### Data records
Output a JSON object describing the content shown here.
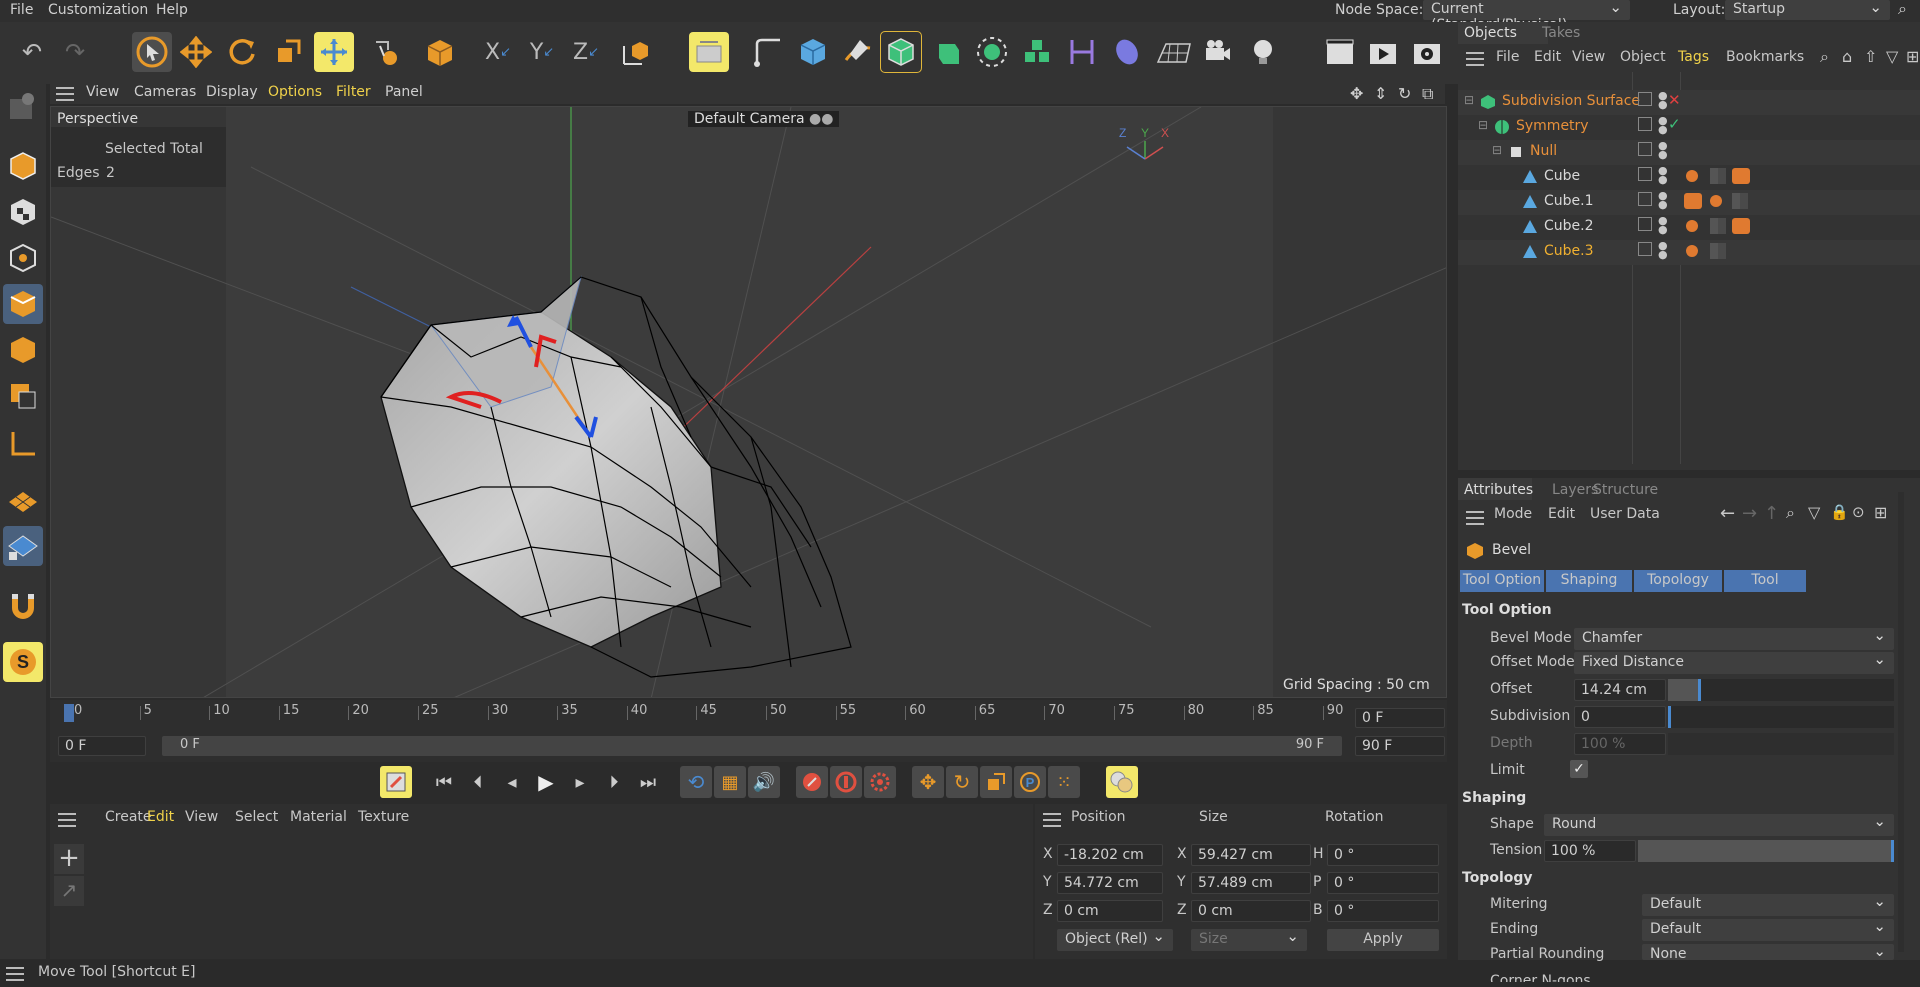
{
  "menubar": {
    "items": [
      "File",
      "Customization",
      "Help"
    ],
    "node_space_label": "Node Space:",
    "node_space_value": "Current (Standard/Physical)",
    "layout_label": "Layout:",
    "layout_value": "Startup"
  },
  "viewport_menu": {
    "items": [
      "View",
      "Cameras",
      "Display",
      "Options",
      "Filter",
      "Panel"
    ],
    "highlight_color": "#f0d24a"
  },
  "viewport": {
    "name": "Perspective",
    "camera": "Default Camera",
    "hud": {
      "selected_total_label": "Selected Total",
      "edges_label": "Edges",
      "edges_value": "2"
    },
    "grid_spacing": "Grid Spacing : 50 cm",
    "axis_labels": [
      "Z",
      "Y",
      "X"
    ]
  },
  "timeline": {
    "ticks": [
      "0",
      "5",
      "10",
      "15",
      "20",
      "25",
      "30",
      "35",
      "40",
      "45",
      "50",
      "55",
      "60",
      "65",
      "70",
      "75",
      "80",
      "85",
      "90"
    ],
    "current_frame": "0 F",
    "start_frame": "0 F",
    "range_start": "0 F",
    "range_end": "90 F",
    "end_frame": "90 F"
  },
  "material_manager": {
    "menu": [
      "Create",
      "Edit",
      "View",
      "Select",
      "Material",
      "Texture"
    ]
  },
  "coordinates": {
    "headers": [
      "Position",
      "Size",
      "Rotation"
    ],
    "rows": [
      {
        "axis": "X",
        "position": "-18.202 cm",
        "size_axis": "X",
        "size": "59.427 cm",
        "rot_axis": "H",
        "rotation": "0 °"
      },
      {
        "axis": "Y",
        "position": "54.772 cm",
        "size_axis": "Y",
        "size": "57.489 cm",
        "rot_axis": "P",
        "rotation": "0 °"
      },
      {
        "axis": "Z",
        "position": "0 cm",
        "size_axis": "Z",
        "size": "0 cm",
        "rot_axis": "B",
        "rotation": "0 °"
      }
    ],
    "mode_value": "Object (Rel)",
    "size_mode_value": "Size",
    "apply_label": "Apply"
  },
  "status": {
    "text": "Move Tool [Shortcut E]"
  },
  "objects_panel": {
    "tabs": [
      "Objects",
      "Takes"
    ],
    "menu": [
      "File",
      "Edit",
      "View",
      "Object",
      "Tags",
      "Bookmarks"
    ],
    "items": [
      {
        "name": "Subdivision Surface",
        "depth": 0,
        "color": "#e8903a"
      },
      {
        "name": "Symmetry",
        "depth": 1,
        "color": "#e8903a"
      },
      {
        "name": "Null",
        "depth": 2,
        "color": "#e8903a"
      },
      {
        "name": "Cube",
        "depth": 3,
        "color": "#d8d8d8"
      },
      {
        "name": "Cube.1",
        "depth": 3,
        "color": "#d8d8d8"
      },
      {
        "name": "Cube.2",
        "depth": 3,
        "color": "#d8d8d8"
      },
      {
        "name": "Cube.3",
        "depth": 3,
        "color": "#f0b030"
      }
    ]
  },
  "attributes_panel": {
    "tabs": [
      "Attributes",
      "Layers",
      "Structure"
    ],
    "menu": [
      "Mode",
      "Edit",
      "User Data"
    ],
    "tool_name": "Bevel",
    "subtabs": [
      "Tool Option",
      "Shaping",
      "Topology",
      "Tool"
    ],
    "tool_option": {
      "heading": "Tool Option",
      "bevel_mode_label": "Bevel Mode",
      "bevel_mode_value": "Chamfer",
      "offset_mode_label": "Offset Mode",
      "offset_mode_value": "Fixed Distance",
      "offset_label": "Offset",
      "offset_value": "14.24 cm",
      "subdivision_label": "Subdivision",
      "subdivision_value": "0",
      "depth_label": "Depth",
      "depth_value": "100 %",
      "limit_label": "Limit"
    },
    "shaping": {
      "heading": "Shaping",
      "shape_label": "Shape",
      "shape_value": "Round",
      "tension_label": "Tension",
      "tension_value": "100 %"
    },
    "topology": {
      "heading": "Topology",
      "mitering_label": "Mitering",
      "mitering_value": "Default",
      "ending_label": "Ending",
      "ending_value": "Default",
      "partial_rounding_label": "Partial Rounding",
      "partial_rounding_value": "None",
      "corner_label": "Corner N-gons"
    }
  },
  "colors": {
    "accent_blue": "#4a74b0",
    "accent_orange": "#e8903a",
    "highlight_yellow": "#f3e86a"
  }
}
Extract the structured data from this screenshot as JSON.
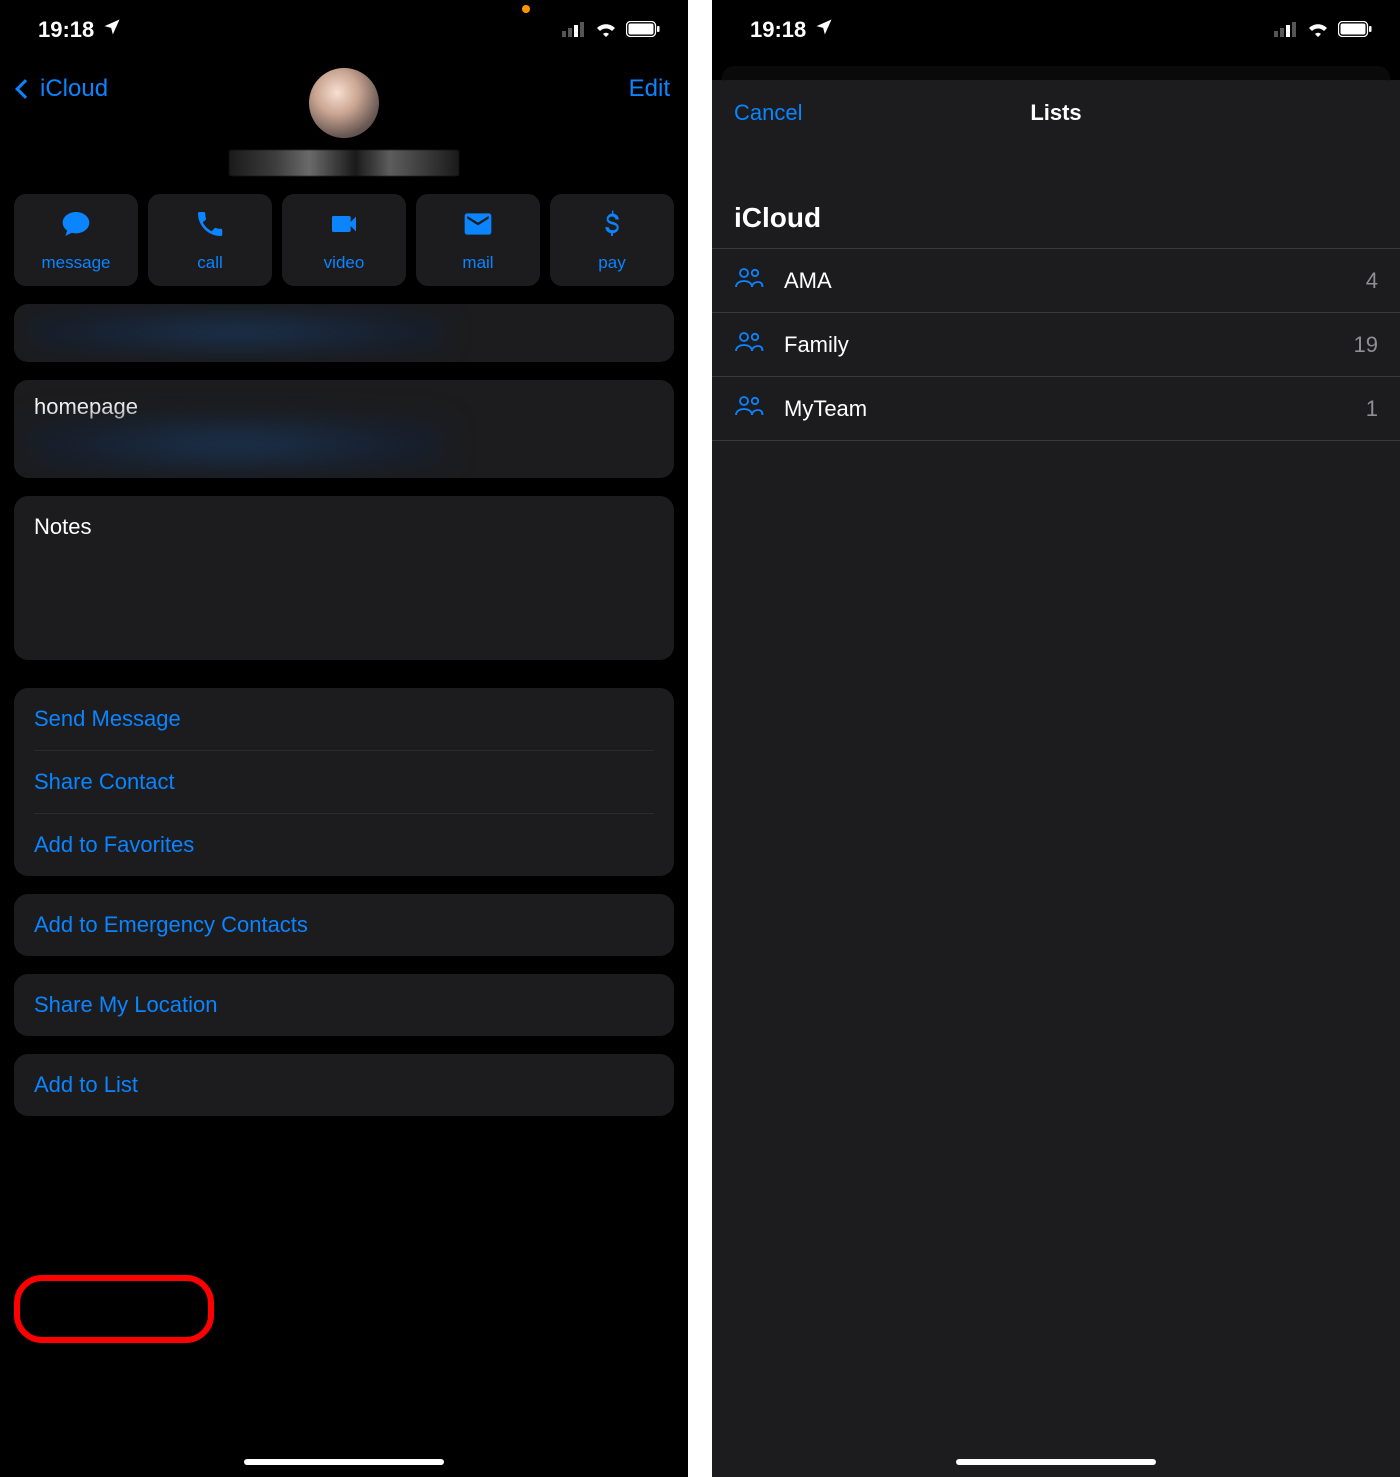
{
  "status": {
    "time": "19:18"
  },
  "left": {
    "nav": {
      "back_label": "iCloud",
      "edit_label": "Edit"
    },
    "quick": [
      {
        "icon": "message",
        "label": "message"
      },
      {
        "icon": "call",
        "label": "call"
      },
      {
        "icon": "video",
        "label": "video"
      },
      {
        "icon": "mail",
        "label": "mail"
      },
      {
        "icon": "pay",
        "label": "pay"
      }
    ],
    "homepage_label": "homepage",
    "notes_label": "Notes",
    "actions1": [
      {
        "label": "Send Message"
      },
      {
        "label": "Share Contact"
      },
      {
        "label": "Add to Favorites"
      }
    ],
    "emergency_label": "Add to Emergency Contacts",
    "share_location_label": "Share My Location",
    "add_to_list_label": "Add to List"
  },
  "right": {
    "sheet": {
      "cancel_label": "Cancel",
      "title": "Lists",
      "section": "iCloud",
      "items": [
        {
          "name": "AMA",
          "count": "4"
        },
        {
          "name": "Family",
          "count": "19"
        },
        {
          "name": "MyTeam",
          "count": "1"
        }
      ]
    }
  }
}
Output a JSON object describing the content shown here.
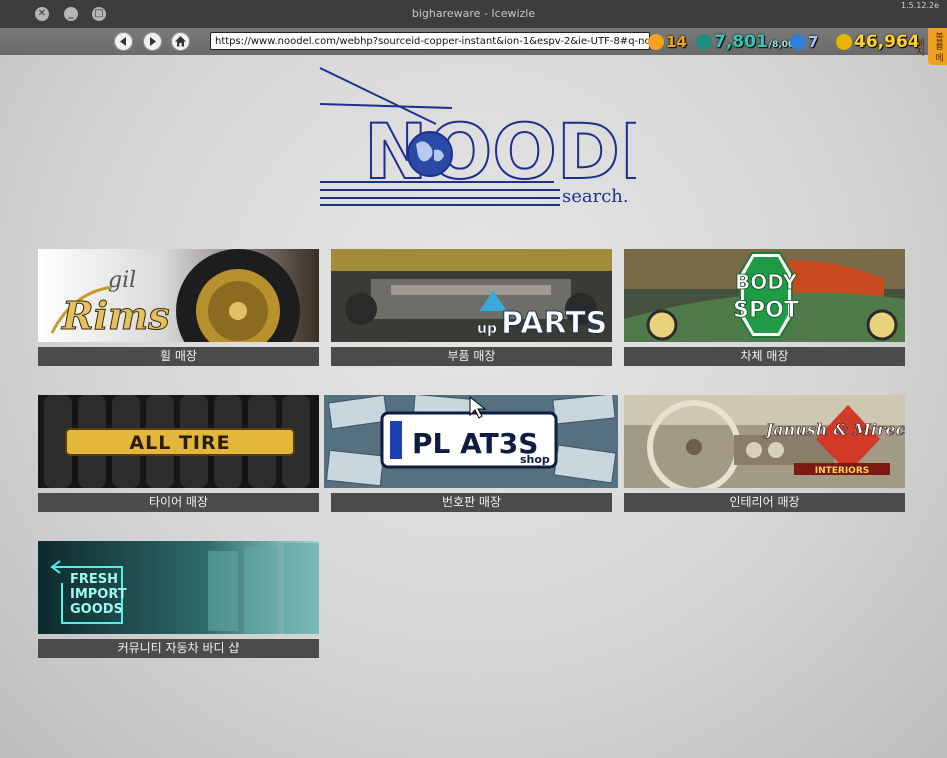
{
  "window": {
    "title": "bighareware - Icewizle",
    "version": "1.5.12.2e"
  },
  "browser": {
    "url": "https://www.noodel.com/webhp?sourceid-copper-instant&ion-1&espv-2&ie-UTF-8#q-noodel"
  },
  "hud": {
    "level": "14",
    "energy": "7,801",
    "energy_max": "/8,000",
    "stars": "7",
    "money": "46,964"
  },
  "side_tab": "볼륨 메세지",
  "logo": {
    "main": "NOODEL",
    "sub": "search."
  },
  "tiles": [
    {
      "label": "휠 매장",
      "banner_text": "Rims",
      "banner_small": "gil"
    },
    {
      "label": "부품 매장",
      "banner_text": "PARTS",
      "banner_small": "up"
    },
    {
      "label": "차체 매장",
      "banner_text": "BODY",
      "banner_small": "SPOT"
    },
    {
      "label": "타이어 매장",
      "banner_text": "ALL TIRE"
    },
    {
      "label": "번호판 매장",
      "banner_text": "PL AT3S",
      "banner_small": "shop"
    },
    {
      "label": "인테리어 매장",
      "banner_text": "Janush & Mireck's",
      "banner_small": "INTERIORS"
    },
    {
      "label": "커뮤니티 자동차 바디 샵",
      "banner_text": "FRESH IMPORT GOODS"
    }
  ],
  "colors": {
    "logo_blue": "#1f2f8c",
    "label_bg": "#4b4b4b",
    "titlebar_bg": "#3d3d3d"
  }
}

### Task statement
Write out the whole listing exactly, and drop the pictures.

### Full response
Output a JSON object describing the content shown here.
{
  "menubar": {
    "items": [
      "File",
      "Customization",
      "Help"
    ],
    "node_space_label": "Node Space:",
    "node_space_value": "Current (Standard/Physical)",
    "layout_label": "Layout:",
    "layout_value": "Startup"
  },
  "viewport_menu": {
    "items": [
      "View",
      "Cameras",
      "Display",
      "Options",
      "Filter",
      "Panel"
    ],
    "highlight_color": "#f0d24a"
  },
  "viewport": {
    "name": "Perspective",
    "camera": "Default Camera",
    "hud": {
      "selected_total_label": "Selected Total",
      "edges_label": "Edges",
      "edges_value": "2"
    },
    "grid_spacing": "Grid Spacing : 50 cm",
    "axis_labels": [
      "Z",
      "Y",
      "X"
    ]
  },
  "timeline": {
    "ticks": [
      "0",
      "5",
      "10",
      "15",
      "20",
      "25",
      "30",
      "35",
      "40",
      "45",
      "50",
      "55",
      "60",
      "65",
      "70",
      "75",
      "80",
      "85",
      "90"
    ],
    "current_frame": "0 F",
    "start_frame": "0 F",
    "range_start": "0 F",
    "range_end": "90 F",
    "end_frame": "90 F"
  },
  "material_manager": {
    "menu": [
      "Create",
      "Edit",
      "View",
      "Select",
      "Material",
      "Texture"
    ]
  },
  "coordinates": {
    "headers": [
      "Position",
      "Size",
      "Rotation"
    ],
    "rows": [
      {
        "axis": "X",
        "position": "-18.202 cm",
        "size_axis": "X",
        "size": "59.427 cm",
        "rot_axis": "H",
        "rotation": "0 °"
      },
      {
        "axis": "Y",
        "position": "54.772 cm",
        "size_axis": "Y",
        "size": "57.489 cm",
        "rot_axis": "P",
        "rotation": "0 °"
      },
      {
        "axis": "Z",
        "position": "0 cm",
        "size_axis": "Z",
        "size": "0 cm",
        "rot_axis": "B",
        "rotation": "0 °"
      }
    ],
    "mode_value": "Object (Rel)",
    "size_mode_value": "Size",
    "apply_label": "Apply"
  },
  "status": {
    "text": "Move Tool [Shortcut E]"
  },
  "objects_panel": {
    "tabs": [
      "Objects",
      "Takes"
    ],
    "menu": [
      "File",
      "Edit",
      "View",
      "Object",
      "Tags",
      "Bookmarks"
    ],
    "items": [
      {
        "name": "Subdivision Surface",
        "depth": 0,
        "color": "#e8903a"
      },
      {
        "name": "Symmetry",
        "depth": 1,
        "color": "#e8903a"
      },
      {
        "name": "Null",
        "depth": 2,
        "color": "#e8903a"
      },
      {
        "name": "Cube",
        "depth": 3,
        "color": "#d8d8d8"
      },
      {
        "name": "Cube.1",
        "depth": 3,
        "color": "#d8d8d8"
      },
      {
        "name": "Cube.2",
        "depth": 3,
        "color": "#d8d8d8"
      },
      {
        "name": "Cube.3",
        "depth": 3,
        "color": "#f0b030"
      }
    ]
  },
  "attributes_panel": {
    "tabs": [
      "Attributes",
      "Layers",
      "Structure"
    ],
    "menu": [
      "Mode",
      "Edit",
      "User Data"
    ],
    "tool_name": "Bevel",
    "subtabs": [
      "Tool Option",
      "Shaping",
      "Topology",
      "Tool"
    ],
    "tool_option": {
      "heading": "Tool Option",
      "bevel_mode_label": "Bevel Mode",
      "bevel_mode_value": "Chamfer",
      "offset_mode_label": "Offset Mode",
      "offset_mode_value": "Fixed Distance",
      "offset_label": "Offset",
      "offset_value": "14.24 cm",
      "subdivision_label": "Subdivision",
      "subdivision_value": "0",
      "depth_label": "Depth",
      "depth_value": "100 %",
      "limit_label": "Limit"
    },
    "shaping": {
      "heading": "Shaping",
      "shape_label": "Shape",
      "shape_value": "Round",
      "tension_label": "Tension",
      "tension_value": "100 %"
    },
    "topology": {
      "heading": "Topology",
      "mitering_label": "Mitering",
      "mitering_value": "Default",
      "ending_label": "Ending",
      "ending_value": "Default",
      "partial_rounding_label": "Partial Rounding",
      "partial_rounding_value": "None",
      "corner_label": "Corner N-gons"
    }
  },
  "colors": {
    "accent_blue": "#4a74b0",
    "accent_orange": "#e8903a",
    "highlight_yellow": "#f3e86a"
  }
}
Extract the structured data from this screenshot as JSON.
{
  "status": {
    "time": "19:18"
  },
  "left": {
    "nav": {
      "back_label": "iCloud",
      "edit_label": "Edit"
    },
    "quick": [
      {
        "icon": "message",
        "label": "message"
      },
      {
        "icon": "call",
        "label": "call"
      },
      {
        "icon": "video",
        "label": "video"
      },
      {
        "icon": "mail",
        "label": "mail"
      },
      {
        "icon": "pay",
        "label": "pay"
      }
    ],
    "homepage_label": "homepage",
    "notes_label": "Notes",
    "actions1": [
      {
        "label": "Send Message"
      },
      {
        "label": "Share Contact"
      },
      {
        "label": "Add to Favorites"
      }
    ],
    "emergency_label": "Add to Emergency Contacts",
    "share_location_label": "Share My Location",
    "add_to_list_label": "Add to List"
  },
  "right": {
    "sheet": {
      "cancel_label": "Cancel",
      "title": "Lists",
      "section": "iCloud",
      "items": [
        {
          "name": "AMA",
          "count": "4"
        },
        {
          "name": "Family",
          "count": "19"
        },
        {
          "name": "MyTeam",
          "count": "1"
        }
      ]
    }
  }
}
Output a JSON object describing the content shown here.
{
  "window": {
    "title": "bighareware - Icewizle",
    "version": "1.5.12.2e"
  },
  "browser": {
    "url": "https://www.noodel.com/webhp?sourceid-copper-instant&ion-1&espv-2&ie-UTF-8#q-noodel"
  },
  "hud": {
    "level": "14",
    "energy": "7,801",
    "energy_max": "/8,000",
    "stars": "7",
    "money": "46,964"
  },
  "side_tab": "볼륨 메세지",
  "logo": {
    "main": "NOODEL",
    "sub": "search."
  },
  "tiles": [
    {
      "label": "휠 매장",
      "banner_text": "Rims",
      "banner_small": "gil"
    },
    {
      "label": "부품 매장",
      "banner_text": "PARTS",
      "banner_small": "up"
    },
    {
      "label": "차체 매장",
      "banner_text": "BODY",
      "banner_small": "SPOT"
    },
    {
      "label": "타이어 매장",
      "banner_text": "ALL TIRE"
    },
    {
      "label": "번호판 매장",
      "banner_text": "PL AT3S",
      "banner_small": "shop"
    },
    {
      "label": "인테리어 매장",
      "banner_text": "Janush & Mireck's",
      "banner_small": "INTERIORS"
    },
    {
      "label": "커뮤니티 자동차 바디 샵",
      "banner_text": "FRESH IMPORT GOODS"
    }
  ],
  "colors": {
    "logo_blue": "#1f2f8c",
    "label_bg": "#4b4b4b",
    "titlebar_bg": "#3d3d3d"
  }
}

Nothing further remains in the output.